* DATA FOR THIS EXERCISE *
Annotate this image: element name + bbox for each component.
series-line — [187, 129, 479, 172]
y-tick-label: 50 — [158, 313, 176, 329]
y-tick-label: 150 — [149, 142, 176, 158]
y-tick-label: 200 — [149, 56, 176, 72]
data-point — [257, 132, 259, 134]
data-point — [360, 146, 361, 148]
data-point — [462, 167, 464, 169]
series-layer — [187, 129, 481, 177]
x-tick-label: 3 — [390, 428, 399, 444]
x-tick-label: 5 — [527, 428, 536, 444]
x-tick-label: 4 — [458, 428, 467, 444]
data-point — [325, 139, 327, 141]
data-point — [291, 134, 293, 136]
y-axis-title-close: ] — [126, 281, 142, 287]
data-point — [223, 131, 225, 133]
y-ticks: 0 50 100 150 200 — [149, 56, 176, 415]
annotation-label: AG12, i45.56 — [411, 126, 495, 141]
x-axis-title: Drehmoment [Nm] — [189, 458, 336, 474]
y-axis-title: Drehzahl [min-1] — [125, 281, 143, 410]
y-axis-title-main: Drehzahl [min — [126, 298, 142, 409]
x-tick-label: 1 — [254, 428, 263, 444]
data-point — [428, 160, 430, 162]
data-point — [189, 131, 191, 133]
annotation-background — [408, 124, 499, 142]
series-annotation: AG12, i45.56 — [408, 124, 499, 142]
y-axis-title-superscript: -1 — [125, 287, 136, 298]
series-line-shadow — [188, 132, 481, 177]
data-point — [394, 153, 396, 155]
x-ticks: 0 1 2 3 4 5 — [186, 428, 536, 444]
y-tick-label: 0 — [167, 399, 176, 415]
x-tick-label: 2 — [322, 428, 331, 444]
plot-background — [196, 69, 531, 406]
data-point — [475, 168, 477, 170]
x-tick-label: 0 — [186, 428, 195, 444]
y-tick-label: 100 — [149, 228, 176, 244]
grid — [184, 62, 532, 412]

* AIM *
Please quote the material above line for line, with every character unchanged.

* THE OUTPUT *
Annotate this image: element name + bbox for each component.
series-line — [187, 129, 479, 172]
y-tick-label: 50 — [158, 313, 176, 329]
y-tick-label: 150 — [149, 142, 176, 158]
y-tick-label: 200 — [149, 56, 176, 72]
data-point — [257, 132, 259, 134]
data-point — [360, 146, 361, 148]
data-point — [462, 167, 464, 169]
series-layer — [187, 129, 481, 177]
x-tick-label: 3 — [390, 428, 399, 444]
x-tick-label: 5 — [527, 428, 536, 444]
x-tick-label: 4 — [458, 428, 467, 444]
data-point — [325, 139, 327, 141]
data-point — [291, 134, 293, 136]
y-axis-title-close: ] — [126, 281, 142, 287]
data-point — [223, 131, 225, 133]
y-ticks: 0 50 100 150 200 — [149, 56, 176, 415]
annotation-label: AG12, i45.56 — [411, 126, 495, 141]
x-axis-title: Drehmoment [Nm] — [189, 458, 336, 474]
y-axis-title: Drehzahl [min-1] — [125, 281, 143, 410]
y-axis-title-main: Drehzahl [min — [126, 298, 142, 409]
x-tick-label: 1 — [254, 428, 263, 444]
data-point — [428, 160, 430, 162]
data-point — [189, 131, 191, 133]
annotation-background — [408, 124, 499, 142]
series-annotation: AG12, i45.56 — [408, 124, 499, 142]
y-axis-title-superscript: -1 — [125, 287, 136, 298]
series-line-shadow — [188, 132, 481, 177]
data-point — [394, 153, 396, 155]
x-ticks: 0 1 2 3 4 5 — [186, 428, 536, 444]
y-tick-label: 0 — [167, 399, 176, 415]
x-tick-label: 2 — [322, 428, 331, 444]
plot-background — [196, 69, 531, 406]
data-point — [475, 168, 477, 170]
x-tick-label: 0 — [186, 428, 195, 444]
y-tick-label: 100 — [149, 228, 176, 244]
grid — [184, 62, 532, 412]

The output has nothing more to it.